══ Data provided ══

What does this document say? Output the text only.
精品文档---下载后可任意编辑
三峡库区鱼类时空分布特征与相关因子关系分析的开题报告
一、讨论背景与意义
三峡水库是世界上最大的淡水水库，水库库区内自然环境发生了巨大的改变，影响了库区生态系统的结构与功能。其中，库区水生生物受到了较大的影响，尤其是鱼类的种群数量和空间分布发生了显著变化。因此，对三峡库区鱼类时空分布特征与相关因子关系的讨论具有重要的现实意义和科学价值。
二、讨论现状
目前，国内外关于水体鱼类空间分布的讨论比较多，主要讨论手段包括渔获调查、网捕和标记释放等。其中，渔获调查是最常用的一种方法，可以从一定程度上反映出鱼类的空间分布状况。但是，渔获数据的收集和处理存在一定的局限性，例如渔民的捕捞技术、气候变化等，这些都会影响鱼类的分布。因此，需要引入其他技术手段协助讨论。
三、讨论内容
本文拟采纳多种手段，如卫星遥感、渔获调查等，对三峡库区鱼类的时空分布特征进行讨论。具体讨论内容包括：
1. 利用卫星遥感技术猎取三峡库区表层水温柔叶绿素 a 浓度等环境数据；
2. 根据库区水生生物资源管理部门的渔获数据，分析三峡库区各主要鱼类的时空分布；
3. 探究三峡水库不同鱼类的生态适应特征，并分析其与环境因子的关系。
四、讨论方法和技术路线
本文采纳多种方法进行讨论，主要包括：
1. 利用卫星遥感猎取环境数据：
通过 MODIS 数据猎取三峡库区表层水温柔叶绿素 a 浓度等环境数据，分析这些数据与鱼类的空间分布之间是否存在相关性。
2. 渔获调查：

═══
══ Data provided ══

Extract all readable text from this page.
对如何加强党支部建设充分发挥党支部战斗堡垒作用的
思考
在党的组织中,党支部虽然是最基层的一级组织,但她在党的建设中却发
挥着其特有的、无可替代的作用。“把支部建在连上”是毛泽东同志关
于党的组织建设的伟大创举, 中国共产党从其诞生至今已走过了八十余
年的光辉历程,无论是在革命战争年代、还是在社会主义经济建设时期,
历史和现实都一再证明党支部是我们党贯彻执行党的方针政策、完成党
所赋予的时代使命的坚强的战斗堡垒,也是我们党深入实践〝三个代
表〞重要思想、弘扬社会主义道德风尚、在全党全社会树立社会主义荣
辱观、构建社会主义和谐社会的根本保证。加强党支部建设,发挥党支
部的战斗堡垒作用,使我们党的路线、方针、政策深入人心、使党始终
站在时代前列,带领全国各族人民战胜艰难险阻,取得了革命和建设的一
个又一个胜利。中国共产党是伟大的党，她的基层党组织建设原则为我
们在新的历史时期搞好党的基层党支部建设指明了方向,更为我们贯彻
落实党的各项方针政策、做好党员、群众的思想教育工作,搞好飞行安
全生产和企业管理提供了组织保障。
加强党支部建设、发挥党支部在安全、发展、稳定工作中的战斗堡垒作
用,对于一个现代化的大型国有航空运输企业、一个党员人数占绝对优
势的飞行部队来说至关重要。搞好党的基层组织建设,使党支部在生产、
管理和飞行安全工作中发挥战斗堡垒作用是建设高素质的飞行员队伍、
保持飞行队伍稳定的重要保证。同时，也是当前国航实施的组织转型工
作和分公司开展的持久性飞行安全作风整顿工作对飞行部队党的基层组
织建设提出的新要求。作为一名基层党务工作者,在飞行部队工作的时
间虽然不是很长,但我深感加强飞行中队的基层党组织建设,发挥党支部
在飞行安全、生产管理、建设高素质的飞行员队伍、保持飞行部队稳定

═══
══ Data provided ══

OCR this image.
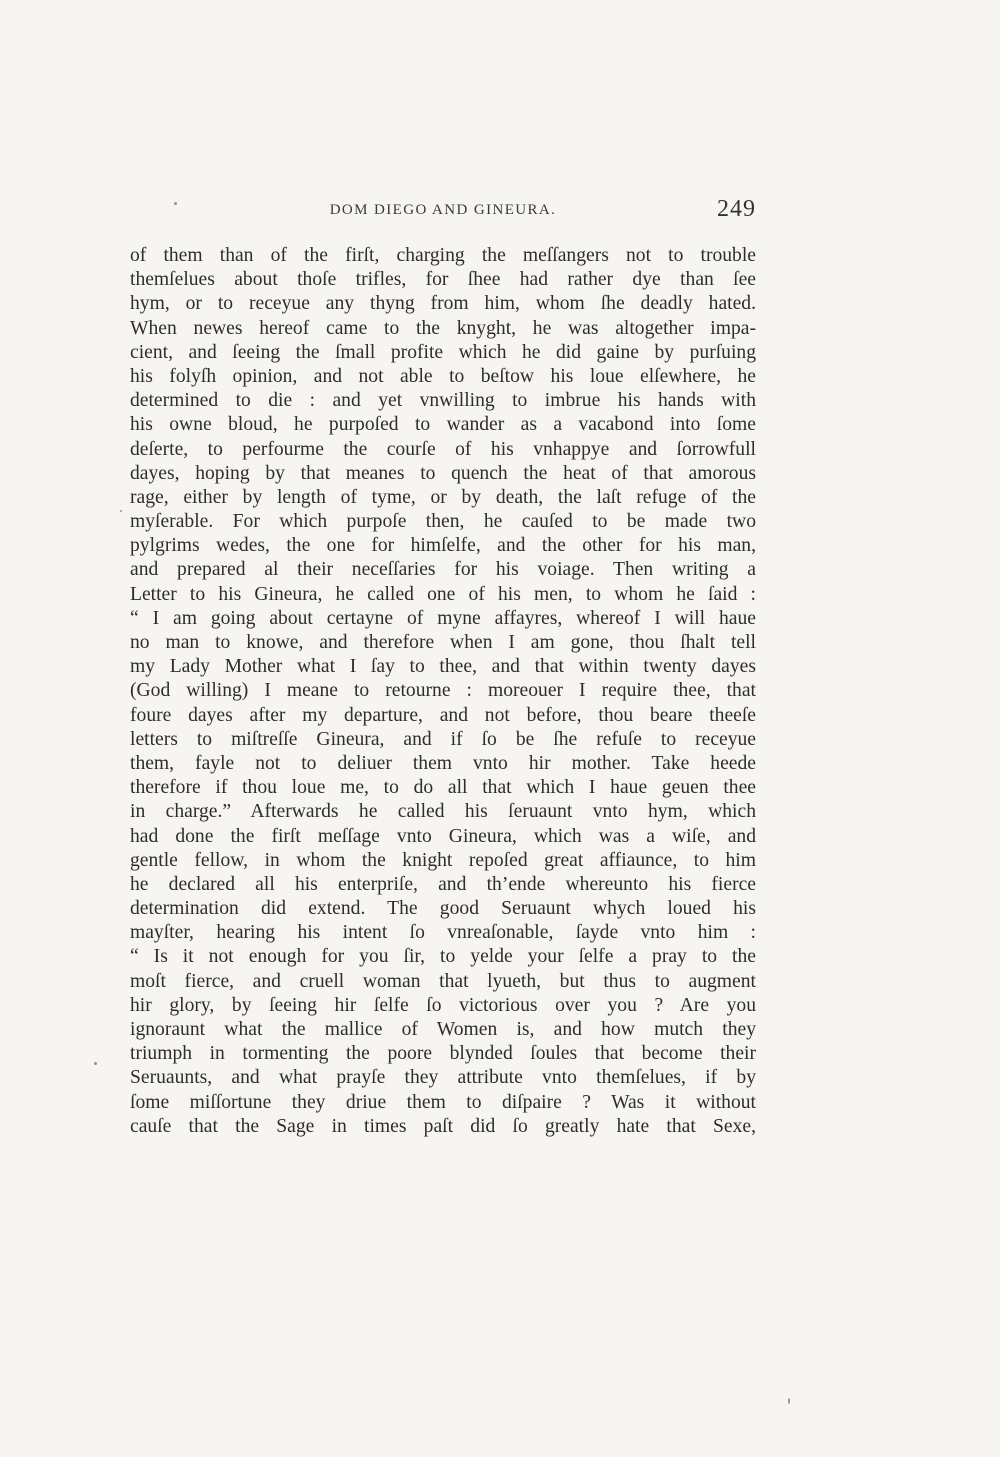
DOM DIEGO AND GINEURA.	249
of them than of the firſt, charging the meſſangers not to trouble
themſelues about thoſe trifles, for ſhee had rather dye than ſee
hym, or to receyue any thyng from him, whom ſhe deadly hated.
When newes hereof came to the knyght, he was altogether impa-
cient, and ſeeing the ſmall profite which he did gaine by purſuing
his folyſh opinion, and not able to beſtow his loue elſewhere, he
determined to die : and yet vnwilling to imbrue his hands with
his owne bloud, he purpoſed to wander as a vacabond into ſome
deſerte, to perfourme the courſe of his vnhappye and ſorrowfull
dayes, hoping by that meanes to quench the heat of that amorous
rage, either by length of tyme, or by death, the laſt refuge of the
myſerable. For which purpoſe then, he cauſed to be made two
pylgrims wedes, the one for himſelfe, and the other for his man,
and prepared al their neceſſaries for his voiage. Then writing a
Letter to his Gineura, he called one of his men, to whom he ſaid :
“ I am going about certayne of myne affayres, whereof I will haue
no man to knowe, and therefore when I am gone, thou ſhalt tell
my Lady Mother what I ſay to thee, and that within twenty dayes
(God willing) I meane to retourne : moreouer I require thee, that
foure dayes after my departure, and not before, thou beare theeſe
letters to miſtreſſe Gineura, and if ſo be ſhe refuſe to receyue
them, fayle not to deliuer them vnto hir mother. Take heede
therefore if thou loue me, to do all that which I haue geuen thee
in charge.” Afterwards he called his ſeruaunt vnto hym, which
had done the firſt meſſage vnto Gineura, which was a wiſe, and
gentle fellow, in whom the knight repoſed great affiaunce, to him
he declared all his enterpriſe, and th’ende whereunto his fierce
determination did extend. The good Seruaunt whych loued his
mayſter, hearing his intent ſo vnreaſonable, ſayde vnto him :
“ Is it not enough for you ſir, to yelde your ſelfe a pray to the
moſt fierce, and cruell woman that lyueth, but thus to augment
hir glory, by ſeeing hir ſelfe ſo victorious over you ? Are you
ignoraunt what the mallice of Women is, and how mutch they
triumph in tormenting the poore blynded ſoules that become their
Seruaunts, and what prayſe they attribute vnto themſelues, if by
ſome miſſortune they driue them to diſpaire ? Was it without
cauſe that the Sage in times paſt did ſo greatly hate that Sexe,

═══

> [Aim of the task]: Go over the records above and tally each line that includes "from". Give the total by itself.

> [Solved problem]: 2